**Dataset rows about figures:**
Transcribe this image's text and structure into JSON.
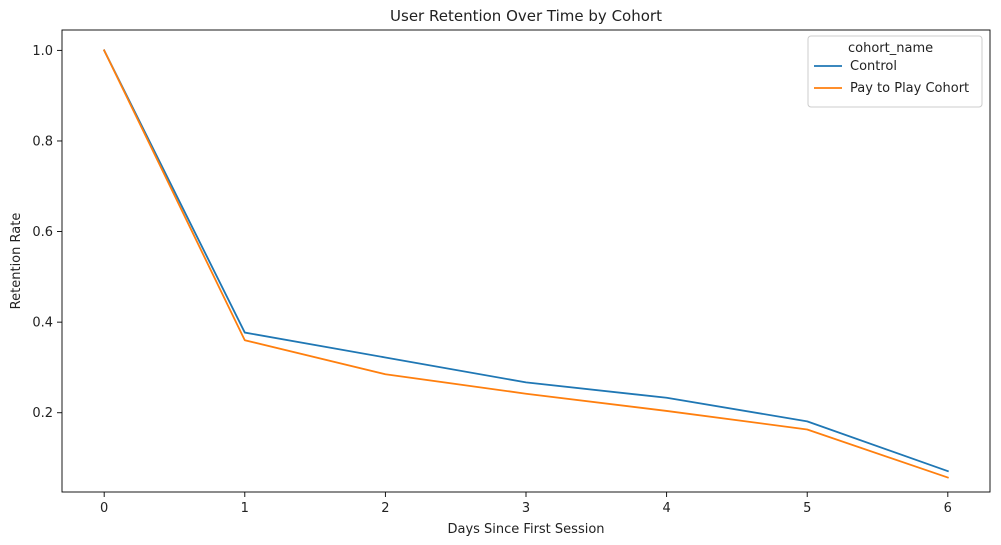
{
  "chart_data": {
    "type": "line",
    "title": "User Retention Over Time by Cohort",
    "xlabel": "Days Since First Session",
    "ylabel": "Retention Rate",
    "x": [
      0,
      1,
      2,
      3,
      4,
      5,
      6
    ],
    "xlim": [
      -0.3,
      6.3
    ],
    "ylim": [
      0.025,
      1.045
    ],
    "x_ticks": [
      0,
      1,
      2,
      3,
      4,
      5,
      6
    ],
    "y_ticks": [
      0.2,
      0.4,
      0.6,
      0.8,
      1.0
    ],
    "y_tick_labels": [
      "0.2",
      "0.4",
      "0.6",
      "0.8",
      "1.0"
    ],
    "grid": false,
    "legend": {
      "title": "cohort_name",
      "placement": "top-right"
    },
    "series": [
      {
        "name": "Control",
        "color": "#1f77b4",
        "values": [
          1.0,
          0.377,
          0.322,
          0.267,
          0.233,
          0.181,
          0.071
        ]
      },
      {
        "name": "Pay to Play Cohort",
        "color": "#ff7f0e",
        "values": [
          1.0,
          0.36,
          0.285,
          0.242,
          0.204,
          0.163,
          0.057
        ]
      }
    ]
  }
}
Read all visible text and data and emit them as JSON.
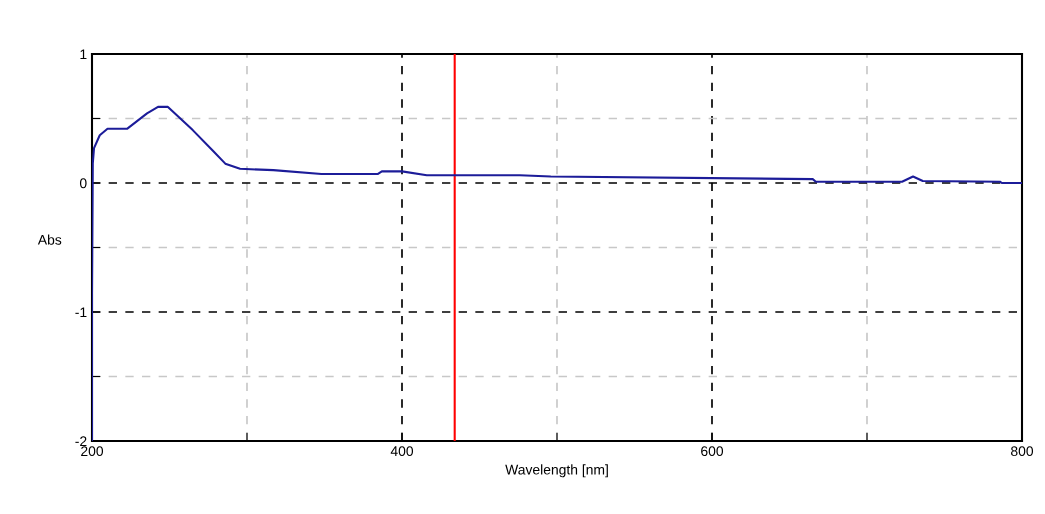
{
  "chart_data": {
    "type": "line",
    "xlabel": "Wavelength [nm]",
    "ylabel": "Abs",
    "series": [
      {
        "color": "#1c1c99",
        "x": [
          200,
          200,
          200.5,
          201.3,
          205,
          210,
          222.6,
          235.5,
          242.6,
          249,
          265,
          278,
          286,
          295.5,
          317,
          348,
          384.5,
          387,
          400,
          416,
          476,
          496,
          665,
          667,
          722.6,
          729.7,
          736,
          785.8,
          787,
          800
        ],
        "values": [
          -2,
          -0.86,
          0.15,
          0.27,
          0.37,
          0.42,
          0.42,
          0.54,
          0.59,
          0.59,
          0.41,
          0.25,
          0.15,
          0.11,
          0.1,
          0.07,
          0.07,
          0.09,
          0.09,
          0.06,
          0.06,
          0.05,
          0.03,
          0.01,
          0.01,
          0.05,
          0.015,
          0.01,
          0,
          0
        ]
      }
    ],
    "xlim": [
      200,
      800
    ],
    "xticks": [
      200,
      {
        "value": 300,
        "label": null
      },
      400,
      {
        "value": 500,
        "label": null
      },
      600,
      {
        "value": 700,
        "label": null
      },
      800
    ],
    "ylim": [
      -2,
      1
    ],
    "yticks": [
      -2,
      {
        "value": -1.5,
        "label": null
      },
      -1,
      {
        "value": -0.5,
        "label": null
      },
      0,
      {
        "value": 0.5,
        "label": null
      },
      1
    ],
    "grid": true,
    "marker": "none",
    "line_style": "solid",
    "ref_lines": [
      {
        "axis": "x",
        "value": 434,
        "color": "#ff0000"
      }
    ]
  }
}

**PROBLEM REQUIREMENTS:** Using the data above, copy each line that contains "color".

**TASK RESULT:**
        "color": "#1f77b4",
        "color": "#ff7f0e",
        "color": "#1c1c99",
        "color": "#ff0000"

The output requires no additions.